◆ Text under study:
------
"We have seen widespread suffering."
Millions of poor Filipinos were still waiting for their cash benefits under the Social Amelioration Program (SAP) as of this writing, April 30, the deadline set by the Department of the Interior and Local Government for the local government units (LGUs) and the barangays to finish the distribution.
In my interview Wednesday with Senate President Tito Sotto, he said at least 97 percent of the first tranche of P100 billion social amelioration cash SAC had been downloaded by the Department of Social Welfare and Development to the LGUs. This is easily P97 billion.
Unfortunately, less than 50 percent of the SAC has been distributed so far at the barangay level. If I'm not mistaken, we have 81 provinces, 146 cities, 1, 488 municipalities, 42,045 barangays.
It’s a shame that one month and a half into the Enhanced Community Quarantine (ECQ), which is extended to May 15, over 50 percent of the supposed beneficiaries are literally languishing in hunger, still awaiting for cash to buy food with.
What’s more frustrating is the finger-pointing that the DSWD, the LGUs and the barangay officials have resorted to instead of putting their heads together to figure out a way to get this task of doling out cash done.
At the grassroots level, the barangay officials blame the DSWD for taking too long in validating the list of recipients they have submitted.
DSWD officials, in turn, have called out a number of barangays for submitting questionable lists of recipients, which included names of deceased persons, double entries of the same names in different barangays, and multiple entries of names in the same households. Why, are such lists the ones used for vote buying during the elections?
We are hoping that this bullcrap does not repeat once the second tranche of SAP authorized by Congress is released soon.
Senator Sotto said such fundamental problems would be avoided if the national identification system were in place, a task assigned to the Philippine Statistics Authority.
It is further disheartening that while the poorest of the poor have not received the social amelioration cash, there are reports of abuse by the very people who are supposed to extend assistance to those displaced by the public health crisis.
Needless to say, the ECQ is designed to save and protect people’s lives, not to license authorities to harm them like the incident where a team of the Quezon City Task Force Disiplina beat up and dragged away a fish vendor caught not wearing a face mask.
We commend the Quezon City Mayor Joy Belmonte for swiftly ordering a full investigation of the incident, categorically stating that her administration does not condone unnecessary violence and abusive behavior.
This incident followed our heartbreaking story of a 76-year-old man who was thrown in jail for complaining at the barangay hall about not being included in the list of cash assistance program in Barangay Ilais, San Isidro, Surigao del Norte. I don’t think the senior citizen could have hurt anybody no matter how loud he was complaining about not getting any help to appease his family’s hunger.
In another incident, a 67-year-old man literally died from hunger, collapsing while he waited in line for relief goods for hours at a barangay hall in Nabua, Camarines Sur. The poor old man who did not make it the hospital had to fend for himself because his three sons could not return home from Manila.
In connection with our public service, through the ACT-CIS Party-list headed by Cong. Eric Yap and the Erwin Tulfo Center for Media and Public Assistance, we have witnessed widespread sufferings like these.
Now, while we keep count of the number of confirmed COVID-19 cases, the number of deaths and the number of recoveries from the dreaded disease, perhaps concerned authorities should start keeping count of those who actually die from hunger while waiting for government cash assistance to buy food with.
Aanhin pa ang damo kung patay na ang kabayo?
------
Saved data entries:
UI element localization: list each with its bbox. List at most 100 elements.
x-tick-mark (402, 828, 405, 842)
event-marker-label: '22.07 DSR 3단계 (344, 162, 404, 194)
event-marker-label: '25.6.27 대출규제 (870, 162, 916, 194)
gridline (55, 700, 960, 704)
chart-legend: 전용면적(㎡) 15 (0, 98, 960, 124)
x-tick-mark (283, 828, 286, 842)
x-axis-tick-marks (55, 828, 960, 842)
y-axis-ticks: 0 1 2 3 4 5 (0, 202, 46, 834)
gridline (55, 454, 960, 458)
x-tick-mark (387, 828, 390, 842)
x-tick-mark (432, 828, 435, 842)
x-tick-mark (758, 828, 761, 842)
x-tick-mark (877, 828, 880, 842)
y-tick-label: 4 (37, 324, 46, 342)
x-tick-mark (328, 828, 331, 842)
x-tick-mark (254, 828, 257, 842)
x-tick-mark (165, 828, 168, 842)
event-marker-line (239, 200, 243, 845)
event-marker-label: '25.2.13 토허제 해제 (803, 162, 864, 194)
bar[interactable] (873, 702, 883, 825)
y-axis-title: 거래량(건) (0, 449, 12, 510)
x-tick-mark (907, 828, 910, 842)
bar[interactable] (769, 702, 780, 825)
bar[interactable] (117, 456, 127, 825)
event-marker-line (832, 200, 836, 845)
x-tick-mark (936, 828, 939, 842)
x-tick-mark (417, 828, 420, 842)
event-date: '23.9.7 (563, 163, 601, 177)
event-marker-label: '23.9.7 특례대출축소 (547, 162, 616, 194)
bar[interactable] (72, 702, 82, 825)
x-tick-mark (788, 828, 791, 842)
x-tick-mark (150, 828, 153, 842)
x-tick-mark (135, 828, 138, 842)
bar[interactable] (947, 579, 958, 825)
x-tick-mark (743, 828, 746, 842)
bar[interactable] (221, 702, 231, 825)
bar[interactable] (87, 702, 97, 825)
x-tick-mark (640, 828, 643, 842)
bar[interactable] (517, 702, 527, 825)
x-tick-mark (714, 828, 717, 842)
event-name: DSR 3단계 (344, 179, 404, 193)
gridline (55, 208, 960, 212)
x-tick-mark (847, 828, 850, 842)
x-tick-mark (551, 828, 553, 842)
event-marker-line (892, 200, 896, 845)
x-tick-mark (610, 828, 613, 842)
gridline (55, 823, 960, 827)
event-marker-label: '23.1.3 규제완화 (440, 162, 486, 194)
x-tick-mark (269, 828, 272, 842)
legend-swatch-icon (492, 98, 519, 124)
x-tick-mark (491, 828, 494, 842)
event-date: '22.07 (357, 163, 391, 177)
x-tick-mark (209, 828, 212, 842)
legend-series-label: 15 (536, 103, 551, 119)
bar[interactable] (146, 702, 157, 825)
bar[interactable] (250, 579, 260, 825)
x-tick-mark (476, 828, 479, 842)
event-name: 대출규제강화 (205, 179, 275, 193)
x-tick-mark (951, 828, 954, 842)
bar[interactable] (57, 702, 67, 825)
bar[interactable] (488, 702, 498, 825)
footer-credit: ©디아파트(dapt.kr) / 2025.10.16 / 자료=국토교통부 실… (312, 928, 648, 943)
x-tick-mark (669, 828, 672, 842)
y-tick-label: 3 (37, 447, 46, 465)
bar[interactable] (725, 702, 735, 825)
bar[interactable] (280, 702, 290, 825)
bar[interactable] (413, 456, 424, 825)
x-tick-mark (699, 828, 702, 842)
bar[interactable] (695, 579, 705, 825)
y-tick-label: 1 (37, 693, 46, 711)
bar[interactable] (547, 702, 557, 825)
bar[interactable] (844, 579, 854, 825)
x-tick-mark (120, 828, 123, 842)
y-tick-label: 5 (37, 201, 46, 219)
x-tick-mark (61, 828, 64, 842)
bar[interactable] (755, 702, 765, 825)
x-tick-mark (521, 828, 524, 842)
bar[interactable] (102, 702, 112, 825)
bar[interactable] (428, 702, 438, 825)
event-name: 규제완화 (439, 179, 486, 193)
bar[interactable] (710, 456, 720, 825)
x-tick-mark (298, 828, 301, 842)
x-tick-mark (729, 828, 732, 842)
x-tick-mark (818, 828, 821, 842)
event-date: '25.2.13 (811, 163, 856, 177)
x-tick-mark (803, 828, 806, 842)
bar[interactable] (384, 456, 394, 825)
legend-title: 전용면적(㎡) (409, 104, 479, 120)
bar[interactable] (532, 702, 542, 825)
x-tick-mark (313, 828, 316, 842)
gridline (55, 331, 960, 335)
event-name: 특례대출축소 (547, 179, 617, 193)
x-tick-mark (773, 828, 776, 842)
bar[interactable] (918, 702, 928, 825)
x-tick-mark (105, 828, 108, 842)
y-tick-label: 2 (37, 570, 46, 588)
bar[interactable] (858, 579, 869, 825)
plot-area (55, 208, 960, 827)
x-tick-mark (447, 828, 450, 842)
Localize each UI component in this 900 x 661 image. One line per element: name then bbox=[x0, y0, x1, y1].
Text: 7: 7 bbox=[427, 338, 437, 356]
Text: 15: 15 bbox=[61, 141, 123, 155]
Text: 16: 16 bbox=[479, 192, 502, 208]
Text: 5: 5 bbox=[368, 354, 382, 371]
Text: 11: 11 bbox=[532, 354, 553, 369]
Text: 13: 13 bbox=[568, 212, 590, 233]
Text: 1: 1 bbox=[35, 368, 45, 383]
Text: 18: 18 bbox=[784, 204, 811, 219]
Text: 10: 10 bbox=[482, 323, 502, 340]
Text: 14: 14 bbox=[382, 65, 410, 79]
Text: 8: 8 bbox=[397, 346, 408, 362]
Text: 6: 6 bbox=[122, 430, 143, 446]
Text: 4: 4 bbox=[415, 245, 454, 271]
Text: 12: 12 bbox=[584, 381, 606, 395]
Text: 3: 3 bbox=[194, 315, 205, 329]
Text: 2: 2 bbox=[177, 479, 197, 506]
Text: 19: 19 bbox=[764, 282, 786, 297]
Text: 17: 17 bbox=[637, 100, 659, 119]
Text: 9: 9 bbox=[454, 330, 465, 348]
------
◆ Tasks to perform:
a. According to the column on cash aid distribution, what flaws did DSWD officials find in the recipient lists submitted by some barangays? List them all.
b. Render this sentence from the column on cash aid distribution in Spanish: "Senator Sotto said such fundamental problems would be avoided if the national identification system were in place, a task assigned to the Philippine Statistics Authority."

◆ Answers below:
a.
- Names of deceased persons
- Double entries of the same names in different barangays
- Multiple entries of names in the same households

b. El senador Sotto dijo que tales problemas fundamentales se evitarían si el sistema nacional de identificación estuviera implementado, una tarea asignada a la Autoridad de Estadística de Filipinas.